[START Material provided]

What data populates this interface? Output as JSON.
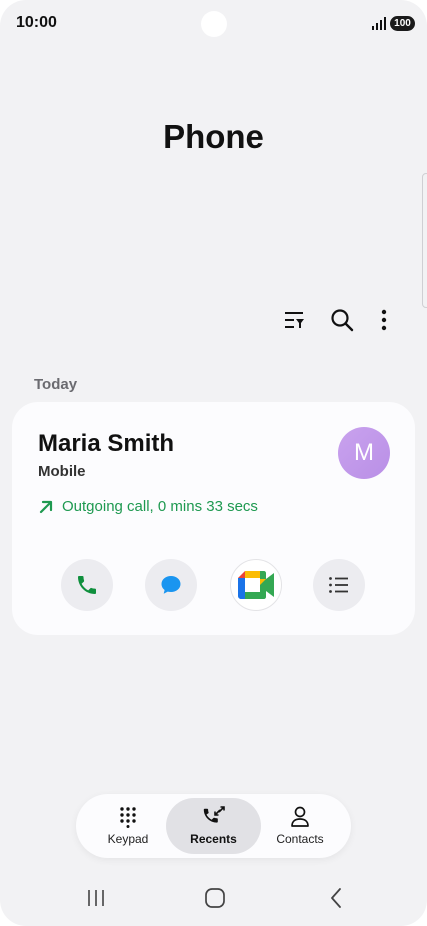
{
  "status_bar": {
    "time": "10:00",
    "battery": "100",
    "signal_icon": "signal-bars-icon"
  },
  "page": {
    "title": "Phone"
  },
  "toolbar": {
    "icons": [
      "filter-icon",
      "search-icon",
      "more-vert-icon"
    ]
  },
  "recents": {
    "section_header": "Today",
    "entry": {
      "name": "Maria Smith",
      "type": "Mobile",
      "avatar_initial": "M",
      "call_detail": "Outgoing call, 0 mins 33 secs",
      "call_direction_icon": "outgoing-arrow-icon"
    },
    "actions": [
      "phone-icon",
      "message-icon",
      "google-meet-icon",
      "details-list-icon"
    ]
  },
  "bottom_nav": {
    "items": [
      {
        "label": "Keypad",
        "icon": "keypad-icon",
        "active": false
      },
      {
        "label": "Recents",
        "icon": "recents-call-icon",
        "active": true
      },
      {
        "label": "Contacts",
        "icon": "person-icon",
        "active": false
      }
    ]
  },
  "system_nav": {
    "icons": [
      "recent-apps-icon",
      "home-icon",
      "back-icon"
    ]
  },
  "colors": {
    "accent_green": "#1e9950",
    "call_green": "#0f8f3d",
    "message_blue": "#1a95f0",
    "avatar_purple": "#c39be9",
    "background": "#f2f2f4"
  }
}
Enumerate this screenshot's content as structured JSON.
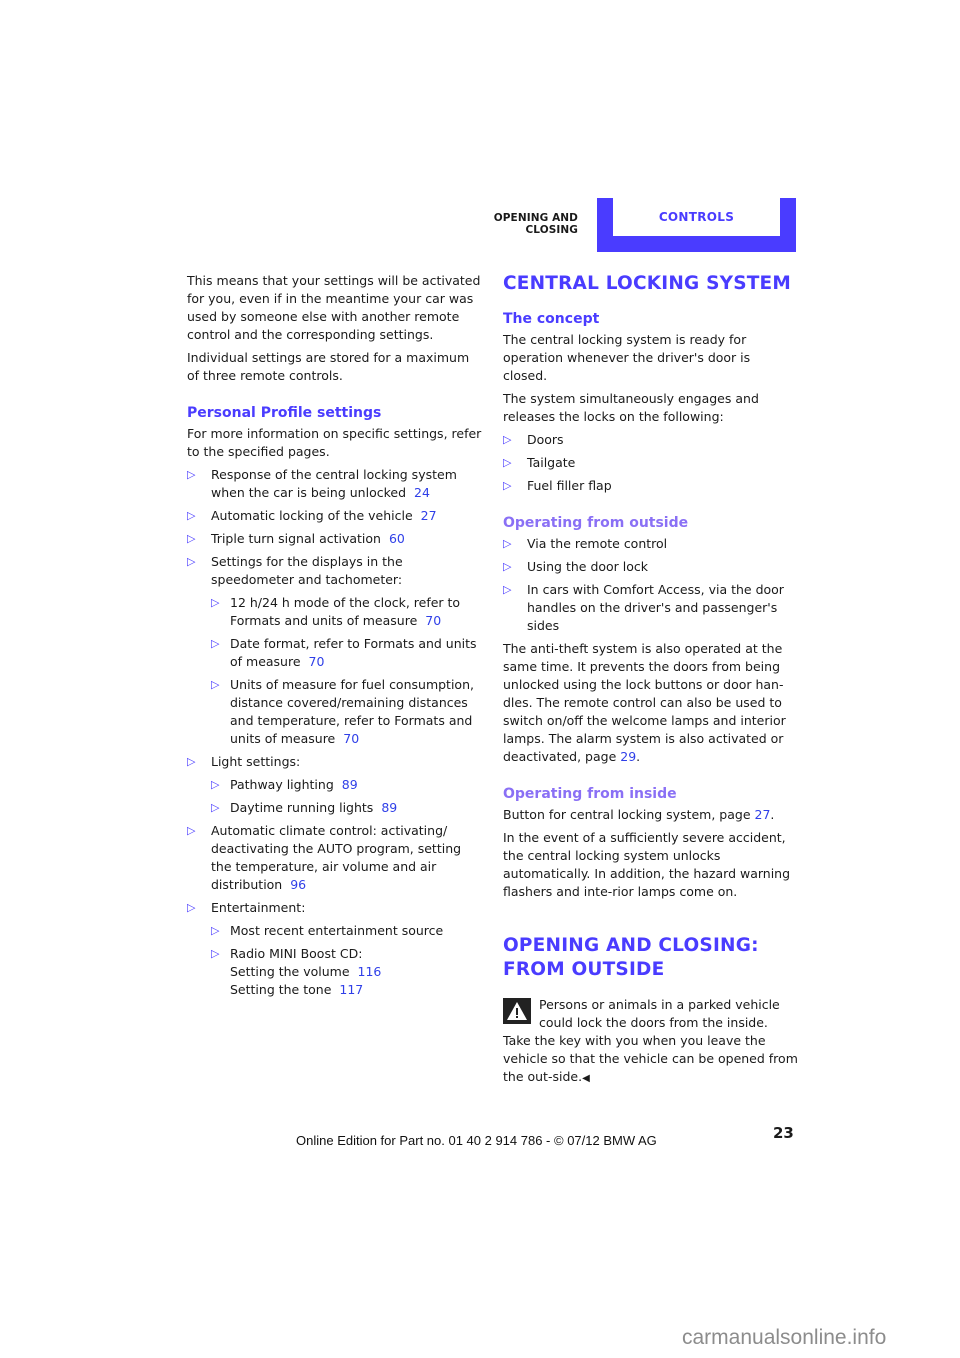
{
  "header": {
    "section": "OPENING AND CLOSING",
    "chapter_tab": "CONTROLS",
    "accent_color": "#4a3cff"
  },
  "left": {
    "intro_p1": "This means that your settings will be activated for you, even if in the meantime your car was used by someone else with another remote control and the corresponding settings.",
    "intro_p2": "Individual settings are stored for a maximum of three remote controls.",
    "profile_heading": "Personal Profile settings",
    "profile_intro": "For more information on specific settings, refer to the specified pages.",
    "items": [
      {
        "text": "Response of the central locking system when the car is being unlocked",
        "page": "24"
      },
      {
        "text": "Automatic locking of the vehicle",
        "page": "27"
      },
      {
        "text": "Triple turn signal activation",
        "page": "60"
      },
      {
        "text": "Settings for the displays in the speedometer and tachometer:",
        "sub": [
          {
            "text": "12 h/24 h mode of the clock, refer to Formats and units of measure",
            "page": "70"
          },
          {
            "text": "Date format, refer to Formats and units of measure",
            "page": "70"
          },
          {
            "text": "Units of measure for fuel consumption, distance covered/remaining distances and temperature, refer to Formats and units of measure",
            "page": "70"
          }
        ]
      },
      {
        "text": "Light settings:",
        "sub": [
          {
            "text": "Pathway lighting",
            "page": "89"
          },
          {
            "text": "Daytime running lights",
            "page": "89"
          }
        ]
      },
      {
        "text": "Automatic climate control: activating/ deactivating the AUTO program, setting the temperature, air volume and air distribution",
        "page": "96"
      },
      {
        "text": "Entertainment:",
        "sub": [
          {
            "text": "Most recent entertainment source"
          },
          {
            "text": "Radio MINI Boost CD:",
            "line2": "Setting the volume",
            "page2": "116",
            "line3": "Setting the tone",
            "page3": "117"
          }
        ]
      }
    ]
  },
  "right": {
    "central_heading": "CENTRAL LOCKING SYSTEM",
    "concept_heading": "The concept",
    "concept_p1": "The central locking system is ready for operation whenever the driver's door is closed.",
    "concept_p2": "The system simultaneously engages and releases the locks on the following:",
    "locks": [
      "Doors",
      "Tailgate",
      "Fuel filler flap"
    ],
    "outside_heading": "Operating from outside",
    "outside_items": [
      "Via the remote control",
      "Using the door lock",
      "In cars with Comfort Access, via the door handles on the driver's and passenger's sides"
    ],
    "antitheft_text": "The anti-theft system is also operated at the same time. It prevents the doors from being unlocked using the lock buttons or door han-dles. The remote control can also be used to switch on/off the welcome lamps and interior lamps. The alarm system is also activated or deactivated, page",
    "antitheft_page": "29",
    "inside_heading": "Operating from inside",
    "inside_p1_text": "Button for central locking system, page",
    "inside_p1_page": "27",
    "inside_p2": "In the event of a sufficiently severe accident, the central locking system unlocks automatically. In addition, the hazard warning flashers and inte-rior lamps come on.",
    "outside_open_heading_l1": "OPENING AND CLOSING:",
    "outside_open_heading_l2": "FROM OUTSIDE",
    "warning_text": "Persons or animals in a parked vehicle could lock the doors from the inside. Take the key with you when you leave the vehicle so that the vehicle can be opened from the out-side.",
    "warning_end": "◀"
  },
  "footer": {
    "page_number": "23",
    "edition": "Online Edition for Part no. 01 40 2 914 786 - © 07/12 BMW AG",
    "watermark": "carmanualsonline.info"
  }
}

[END Material provided]

» What the task asks:
State how many lines of the listing include "Operating", and nothing more.

» The result:
2